* _Exercise_: Take the listing and print it in full, exactly as given.

(Stored items from a collection)

**********

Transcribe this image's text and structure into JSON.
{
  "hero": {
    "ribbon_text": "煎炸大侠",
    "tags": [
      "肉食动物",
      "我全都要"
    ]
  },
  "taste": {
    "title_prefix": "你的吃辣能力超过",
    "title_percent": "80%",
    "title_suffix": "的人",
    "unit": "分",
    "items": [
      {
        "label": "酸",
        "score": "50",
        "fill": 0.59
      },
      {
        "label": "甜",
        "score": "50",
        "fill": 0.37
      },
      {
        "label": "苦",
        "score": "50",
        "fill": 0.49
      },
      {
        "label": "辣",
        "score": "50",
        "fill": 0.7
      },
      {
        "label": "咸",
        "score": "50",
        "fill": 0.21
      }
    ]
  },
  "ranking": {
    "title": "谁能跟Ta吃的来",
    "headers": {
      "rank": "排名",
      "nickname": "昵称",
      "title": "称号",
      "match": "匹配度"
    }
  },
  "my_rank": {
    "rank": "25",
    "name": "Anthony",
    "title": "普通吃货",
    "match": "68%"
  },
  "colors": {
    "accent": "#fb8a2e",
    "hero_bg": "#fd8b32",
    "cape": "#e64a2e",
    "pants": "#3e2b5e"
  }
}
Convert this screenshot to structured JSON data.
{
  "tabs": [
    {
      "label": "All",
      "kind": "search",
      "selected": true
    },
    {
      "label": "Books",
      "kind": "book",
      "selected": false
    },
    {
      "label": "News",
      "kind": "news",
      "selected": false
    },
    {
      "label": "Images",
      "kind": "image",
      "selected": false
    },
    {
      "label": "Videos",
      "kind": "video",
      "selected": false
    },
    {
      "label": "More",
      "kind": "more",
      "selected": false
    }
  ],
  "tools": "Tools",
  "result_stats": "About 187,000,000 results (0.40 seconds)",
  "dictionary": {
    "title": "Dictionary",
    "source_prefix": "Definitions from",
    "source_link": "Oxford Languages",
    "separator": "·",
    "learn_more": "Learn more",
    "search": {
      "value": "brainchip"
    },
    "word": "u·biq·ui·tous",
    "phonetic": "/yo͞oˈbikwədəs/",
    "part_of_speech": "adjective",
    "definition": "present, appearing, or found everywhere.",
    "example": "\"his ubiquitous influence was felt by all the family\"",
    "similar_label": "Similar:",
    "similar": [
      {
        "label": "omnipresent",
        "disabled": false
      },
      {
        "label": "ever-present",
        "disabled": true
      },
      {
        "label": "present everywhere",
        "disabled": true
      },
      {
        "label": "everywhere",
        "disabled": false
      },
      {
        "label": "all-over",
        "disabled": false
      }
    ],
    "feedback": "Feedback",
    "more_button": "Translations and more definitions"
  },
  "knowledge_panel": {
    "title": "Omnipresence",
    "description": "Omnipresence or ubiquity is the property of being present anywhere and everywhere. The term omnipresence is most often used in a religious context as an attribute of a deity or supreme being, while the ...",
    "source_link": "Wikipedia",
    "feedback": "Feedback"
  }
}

**********

* _Written answer_:
Transcribe this image's text and structure into JSON.
{
  "hero": {
    "ribbon_text": "煎炸大侠",
    "tags": [
      "肉食动物",
      "我全都要"
    ]
  },
  "taste": {
    "title_prefix": "你的吃辣能力超过",
    "title_percent": "80%",
    "title_suffix": "的人",
    "unit": "分",
    "items": [
      {
        "label": "酸",
        "score": "50",
        "fill": 0.59
      },
      {
        "label": "甜",
        "score": "50",
        "fill": 0.37
      },
      {
        "label": "苦",
        "score": "50",
        "fill": 0.49
      },
      {
        "label": "辣",
        "score": "50",
        "fill": 0.7
      },
      {
        "label": "咸",
        "score": "50",
        "fill": 0.21
      }
    ]
  },
  "ranking": {
    "title": "谁能跟Ta吃的来",
    "headers": {
      "rank": "排名",
      "nickname": "昵称",
      "title": "称号",
      "match": "匹配度"
    }
  },
  "my_rank": {
    "rank": "25",
    "name": "Anthony",
    "title": "普通吃货",
    "match": "68%"
  },
  "colors": {
    "accent": "#fb8a2e",
    "hero_bg": "#fd8b32",
    "cape": "#e64a2e",
    "pants": "#3e2b5e"
  }
}
Convert this screenshot to structured JSON data.
{
  "tabs": [
    {
      "label": "All",
      "kind": "search",
      "selected": true
    },
    {
      "label": "Books",
      "kind": "book",
      "selected": false
    },
    {
      "label": "News",
      "kind": "news",
      "selected": false
    },
    {
      "label": "Images",
      "kind": "image",
      "selected": false
    },
    {
      "label": "Videos",
      "kind": "video",
      "selected": false
    },
    {
      "label": "More",
      "kind": "more",
      "selected": false
    }
  ],
  "tools": "Tools",
  "result_stats": "About 187,000,000 results (0.40 seconds)",
  "dictionary": {
    "title": "Dictionary",
    "source_prefix": "Definitions from",
    "source_link": "Oxford Languages",
    "separator": "·",
    "learn_more": "Learn more",
    "search": {
      "value": "brainchip"
    },
    "word": "u·biq·ui·tous",
    "phonetic": "/yo͞oˈbikwədəs/",
    "part_of_speech": "adjective",
    "definition": "present, appearing, or found everywhere.",
    "example": "\"his ubiquitous influence was felt by all the family\"",
    "similar_label": "Similar:",
    "similar": [
      {
        "label": "omnipresent",
        "disabled": false
      },
      {
        "label": "ever-present",
        "disabled": true
      },
      {
        "label": "present everywhere",
        "disabled": true
      },
      {
        "label": "everywhere",
        "disabled": false
      },
      {
        "label": "all-over",
        "disabled": false
      }
    ],
    "feedback": "Feedback",
    "more_button": "Translations and more definitions"
  },
  "knowledge_panel": {
    "title": "Omnipresence",
    "description": "Omnipresence or ubiquity is the property of being present anywhere and everywhere. The term omnipresence is most often used in a religious context as an attribute of a deity or supreme being, while the ...",
    "source_link": "Wikipedia",
    "feedback": "Feedback"
  }
}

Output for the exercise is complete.